=== 短い課題 ===
次に示す行をすべて、一字一句変えずに引用してください。

=== 処理対象データ ===
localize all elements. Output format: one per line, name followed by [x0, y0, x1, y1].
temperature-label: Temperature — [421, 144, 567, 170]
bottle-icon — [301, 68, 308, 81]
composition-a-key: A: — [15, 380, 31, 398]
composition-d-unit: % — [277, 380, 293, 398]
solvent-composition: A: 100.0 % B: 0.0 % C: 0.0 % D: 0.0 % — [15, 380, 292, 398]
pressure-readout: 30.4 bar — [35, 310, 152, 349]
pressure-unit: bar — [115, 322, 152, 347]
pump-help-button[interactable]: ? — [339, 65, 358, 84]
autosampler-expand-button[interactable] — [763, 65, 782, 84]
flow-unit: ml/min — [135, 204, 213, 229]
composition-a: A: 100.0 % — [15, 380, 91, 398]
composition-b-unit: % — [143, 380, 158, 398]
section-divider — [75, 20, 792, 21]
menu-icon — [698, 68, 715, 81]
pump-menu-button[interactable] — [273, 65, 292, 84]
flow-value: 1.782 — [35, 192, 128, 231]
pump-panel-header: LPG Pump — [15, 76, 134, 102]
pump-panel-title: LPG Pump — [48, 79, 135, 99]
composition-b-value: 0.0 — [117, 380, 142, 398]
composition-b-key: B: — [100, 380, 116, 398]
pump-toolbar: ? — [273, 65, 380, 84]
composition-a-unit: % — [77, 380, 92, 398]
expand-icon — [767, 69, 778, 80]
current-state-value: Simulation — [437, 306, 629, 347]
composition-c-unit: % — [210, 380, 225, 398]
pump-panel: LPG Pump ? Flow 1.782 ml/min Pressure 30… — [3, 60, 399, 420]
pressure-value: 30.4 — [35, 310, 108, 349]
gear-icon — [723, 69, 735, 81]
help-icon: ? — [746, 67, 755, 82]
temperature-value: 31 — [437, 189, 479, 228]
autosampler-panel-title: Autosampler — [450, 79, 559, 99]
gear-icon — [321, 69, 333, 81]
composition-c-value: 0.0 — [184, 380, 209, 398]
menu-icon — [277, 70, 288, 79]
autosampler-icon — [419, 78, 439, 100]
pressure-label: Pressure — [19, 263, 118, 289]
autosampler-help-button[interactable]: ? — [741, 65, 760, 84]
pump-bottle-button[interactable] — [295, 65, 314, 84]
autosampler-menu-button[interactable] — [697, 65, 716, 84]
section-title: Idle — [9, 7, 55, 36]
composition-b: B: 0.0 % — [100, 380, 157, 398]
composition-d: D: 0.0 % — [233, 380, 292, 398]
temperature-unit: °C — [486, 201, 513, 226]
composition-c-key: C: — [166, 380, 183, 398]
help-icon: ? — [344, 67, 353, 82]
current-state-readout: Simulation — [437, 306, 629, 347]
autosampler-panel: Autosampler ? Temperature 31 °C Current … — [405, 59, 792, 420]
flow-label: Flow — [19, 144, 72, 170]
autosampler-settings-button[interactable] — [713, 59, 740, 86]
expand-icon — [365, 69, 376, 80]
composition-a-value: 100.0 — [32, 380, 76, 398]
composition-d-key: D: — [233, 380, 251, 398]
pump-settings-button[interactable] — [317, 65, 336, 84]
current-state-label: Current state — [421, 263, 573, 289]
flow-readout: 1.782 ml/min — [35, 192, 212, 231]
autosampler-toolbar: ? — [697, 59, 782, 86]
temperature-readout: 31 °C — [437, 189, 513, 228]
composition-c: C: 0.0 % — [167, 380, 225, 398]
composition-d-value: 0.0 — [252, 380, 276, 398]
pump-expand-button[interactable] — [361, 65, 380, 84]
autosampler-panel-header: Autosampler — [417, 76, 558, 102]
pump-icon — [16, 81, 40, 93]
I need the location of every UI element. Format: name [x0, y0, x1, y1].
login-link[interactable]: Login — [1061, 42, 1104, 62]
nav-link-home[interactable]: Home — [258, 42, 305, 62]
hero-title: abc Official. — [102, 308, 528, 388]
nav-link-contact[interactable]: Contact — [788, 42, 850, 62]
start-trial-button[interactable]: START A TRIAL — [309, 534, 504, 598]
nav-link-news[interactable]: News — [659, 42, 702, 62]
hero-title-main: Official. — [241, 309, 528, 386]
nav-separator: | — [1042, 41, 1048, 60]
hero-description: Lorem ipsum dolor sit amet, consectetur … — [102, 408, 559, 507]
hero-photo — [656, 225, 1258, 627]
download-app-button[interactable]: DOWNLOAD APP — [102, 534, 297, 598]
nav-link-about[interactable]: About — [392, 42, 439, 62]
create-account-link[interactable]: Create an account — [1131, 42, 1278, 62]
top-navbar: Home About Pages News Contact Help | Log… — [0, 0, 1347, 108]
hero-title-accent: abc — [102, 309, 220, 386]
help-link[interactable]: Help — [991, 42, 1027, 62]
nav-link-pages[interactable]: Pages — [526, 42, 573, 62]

=== 最終結果 ===
localize all elements. Output format: one per line, name followed by [x0, y0, x1, y1].
temperature-label: Temperature — [421, 144, 567, 170]
bottle-icon — [301, 68, 308, 81]
composition-a-key: A: — [15, 380, 31, 398]
composition-d-unit: % — [277, 380, 293, 398]
solvent-composition: A: 100.0 % B: 0.0 % C: 0.0 % D: 0.0 % — [15, 380, 292, 398]
pressure-readout: 30.4 bar — [35, 310, 152, 349]
pressure-unit: bar — [115, 322, 152, 347]
pump-help-button[interactable]: ? — [339, 65, 358, 84]
autosampler-expand-button[interactable] — [763, 65, 782, 84]
flow-unit: ml/min — [135, 204, 213, 229]
composition-a: A: 100.0 % — [15, 380, 91, 398]
composition-b-unit: % — [143, 380, 158, 398]
section-divider — [75, 20, 792, 21]
menu-icon — [698, 68, 715, 81]
pump-menu-button[interactable] — [273, 65, 292, 84]
flow-value: 1.782 — [35, 192, 128, 231]
pump-panel-header: LPG Pump — [15, 76, 134, 102]
pump-panel-title: LPG Pump — [48, 79, 135, 99]
composition-b-value: 0.0 — [117, 380, 142, 398]
composition-b-key: B: — [100, 380, 116, 398]
pump-toolbar: ? — [273, 65, 380, 84]
composition-a-unit: % — [77, 380, 92, 398]
expand-icon — [767, 69, 778, 80]
current-state-value: Simulation — [437, 306, 629, 347]
composition-c-unit: % — [210, 380, 225, 398]
pump-panel: LPG Pump ? Flow 1.782 ml/min Pressure 30… — [3, 60, 399, 420]
pressure-value: 30.4 — [35, 310, 108, 349]
gear-icon — [723, 69, 735, 81]
help-icon: ? — [746, 67, 755, 82]
temperature-value: 31 — [437, 189, 479, 228]
autosampler-panel-title: Autosampler — [450, 79, 559, 99]
gear-icon — [321, 69, 333, 81]
composition-c-value: 0.0 — [184, 380, 209, 398]
menu-icon — [277, 70, 288, 79]
autosampler-icon — [419, 78, 439, 100]
pressure-label: Pressure — [19, 263, 118, 289]
autosampler-help-button[interactable]: ? — [741, 65, 760, 84]
pump-bottle-button[interactable] — [295, 65, 314, 84]
autosampler-menu-button[interactable] — [697, 65, 716, 84]
section-title: Idle — [9, 7, 55, 36]
composition-b: B: 0.0 % — [100, 380, 157, 398]
composition-d: D: 0.0 % — [233, 380, 292, 398]
temperature-unit: °C — [486, 201, 513, 226]
composition-c-key: C: — [166, 380, 183, 398]
help-icon: ? — [344, 67, 353, 82]
current-state-readout: Simulation — [437, 306, 629, 347]
autosampler-panel: Autosampler ? Temperature 31 °C Current … — [405, 59, 792, 420]
flow-label: Flow — [19, 144, 72, 170]
autosampler-settings-button[interactable] — [713, 59, 740, 86]
expand-icon — [365, 69, 376, 80]
composition-a-value: 100.0 — [32, 380, 76, 398]
composition-d-key: D: — [233, 380, 251, 398]
pump-settings-button[interactable] — [317, 65, 336, 84]
current-state-label: Current state — [421, 263, 573, 289]
flow-readout: 1.782 ml/min — [35, 192, 212, 231]
autosampler-toolbar: ? — [697, 59, 782, 86]
temperature-readout: 31 °C — [437, 189, 513, 228]
composition-c: C: 0.0 % — [167, 380, 225, 398]
composition-d-value: 0.0 — [252, 380, 276, 398]
pump-expand-button[interactable] — [361, 65, 380, 84]
autosampler-panel-header: Autosampler — [417, 76, 558, 102]
pump-icon — [16, 81, 40, 93]
I need the location of every UI element. Format: name [x0, y0, x1, y1].
login-link[interactable]: Login — [1061, 42, 1104, 62]
nav-link-home[interactable]: Home — [258, 42, 305, 62]
hero-title: abc Official. — [102, 308, 528, 388]
nav-link-contact[interactable]: Contact — [788, 42, 850, 62]
start-trial-button[interactable]: START A TRIAL — [309, 534, 504, 598]
nav-link-news[interactable]: News — [659, 42, 702, 62]
hero-title-main: Official. — [241, 309, 528, 386]
nav-separator: | — [1042, 41, 1048, 60]
hero-description: Lorem ipsum dolor sit amet, consectetur … — [102, 408, 559, 507]
hero-photo — [656, 225, 1258, 627]
download-app-button[interactable]: DOWNLOAD APP — [102, 534, 297, 598]
nav-link-about[interactable]: About — [392, 42, 439, 62]
create-account-link[interactable]: Create an account — [1131, 42, 1278, 62]
top-navbar: Home About Pages News Contact Help | Log… — [0, 0, 1347, 108]
hero-title-accent: abc — [102, 309, 220, 386]
help-link[interactable]: Help — [991, 42, 1027, 62]
nav-link-pages[interactable]: Pages — [526, 42, 573, 62]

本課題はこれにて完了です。